* Source material

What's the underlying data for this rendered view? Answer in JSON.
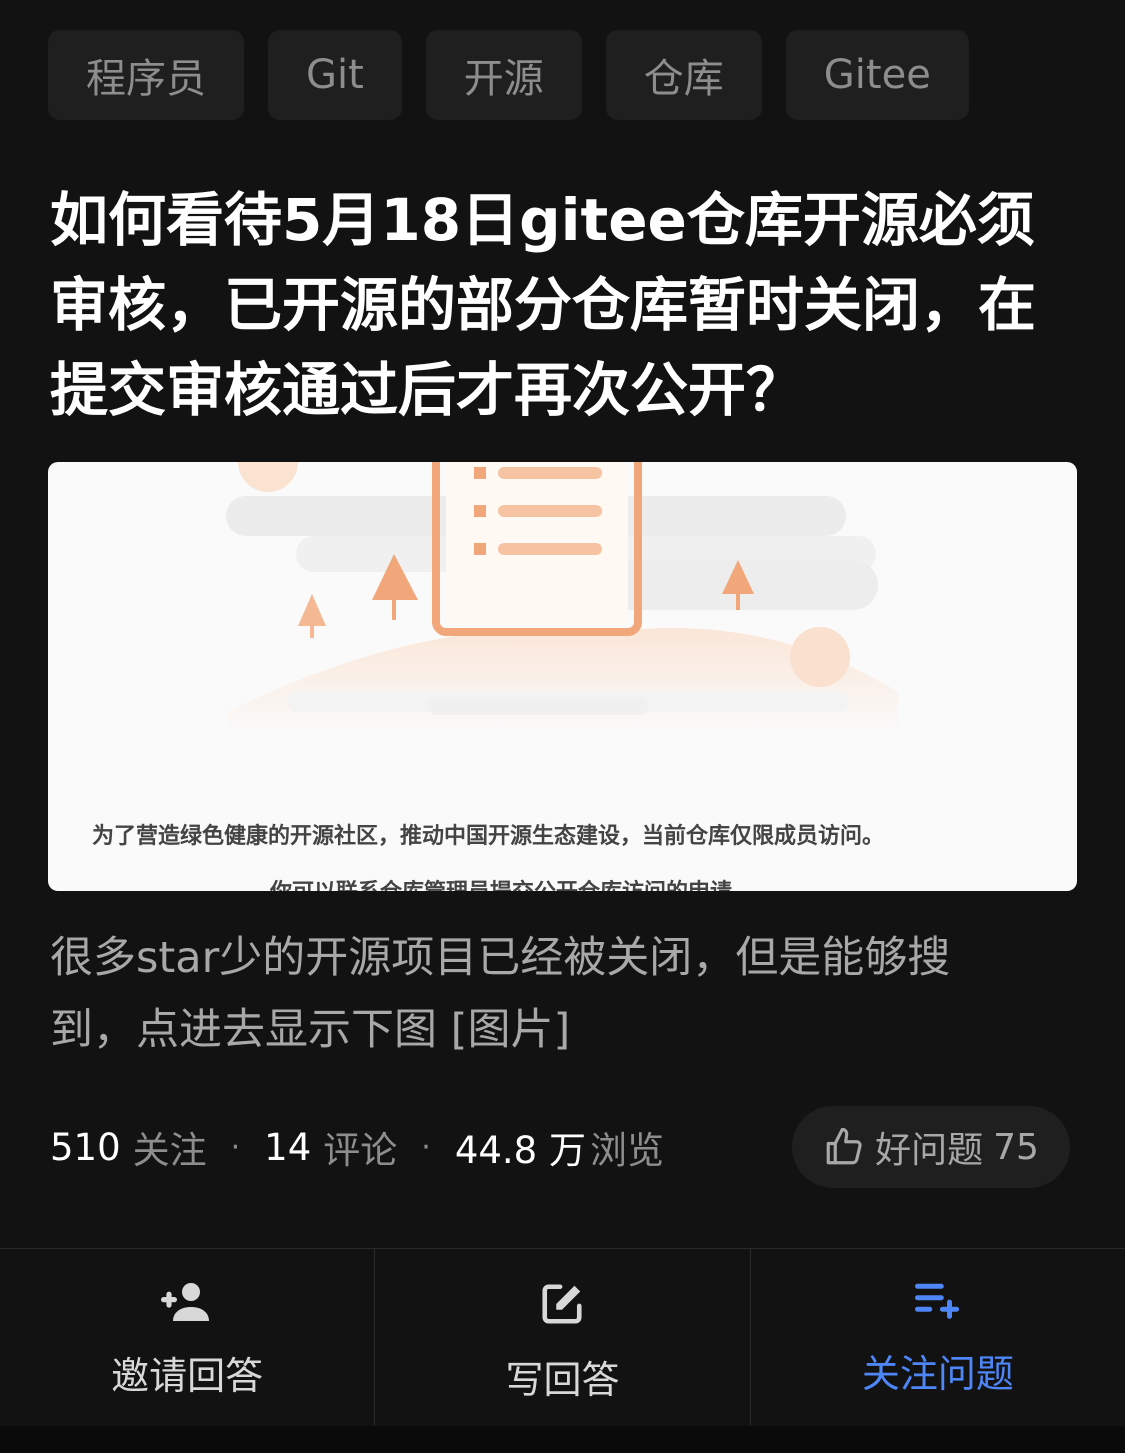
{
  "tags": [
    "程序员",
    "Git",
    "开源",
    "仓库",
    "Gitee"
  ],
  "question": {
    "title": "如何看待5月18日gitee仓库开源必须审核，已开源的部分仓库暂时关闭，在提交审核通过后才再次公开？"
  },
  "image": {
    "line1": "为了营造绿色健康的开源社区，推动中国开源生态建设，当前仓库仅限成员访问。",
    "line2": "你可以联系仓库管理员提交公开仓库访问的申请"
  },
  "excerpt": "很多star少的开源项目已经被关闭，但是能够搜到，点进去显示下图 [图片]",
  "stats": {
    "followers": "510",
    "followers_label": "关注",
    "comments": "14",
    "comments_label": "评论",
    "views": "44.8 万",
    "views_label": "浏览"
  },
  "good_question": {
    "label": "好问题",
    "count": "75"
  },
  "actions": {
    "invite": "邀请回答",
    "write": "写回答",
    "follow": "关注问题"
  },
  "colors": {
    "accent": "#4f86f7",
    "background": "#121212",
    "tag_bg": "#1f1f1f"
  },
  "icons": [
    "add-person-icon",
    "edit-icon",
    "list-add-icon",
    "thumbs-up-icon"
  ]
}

* Exercise description
All the lines above are to be given again exactly as they read, with the pictures removed.

* Complete response
What's the underlying data for this rendered view? Answer in JSON.
{
  "tags": [
    "程序员",
    "Git",
    "开源",
    "仓库",
    "Gitee"
  ],
  "question": {
    "title": "如何看待5月18日gitee仓库开源必须审核，已开源的部分仓库暂时关闭，在提交审核通过后才再次公开？"
  },
  "image": {
    "line1": "为了营造绿色健康的开源社区，推动中国开源生态建设，当前仓库仅限成员访问。",
    "line2": "你可以联系仓库管理员提交公开仓库访问的申请"
  },
  "excerpt": "很多star少的开源项目已经被关闭，但是能够搜到，点进去显示下图 [图片]",
  "stats": {
    "followers": "510",
    "followers_label": "关注",
    "comments": "14",
    "comments_label": "评论",
    "views": "44.8 万",
    "views_label": "浏览"
  },
  "good_question": {
    "label": "好问题",
    "count": "75"
  },
  "actions": {
    "invite": "邀请回答",
    "write": "写回答",
    "follow": "关注问题"
  },
  "colors": {
    "accent": "#4f86f7",
    "background": "#121212",
    "tag_bg": "#1f1f1f"
  },
  "icons": [
    "add-person-icon",
    "edit-icon",
    "list-add-icon",
    "thumbs-up-icon"
  ]
}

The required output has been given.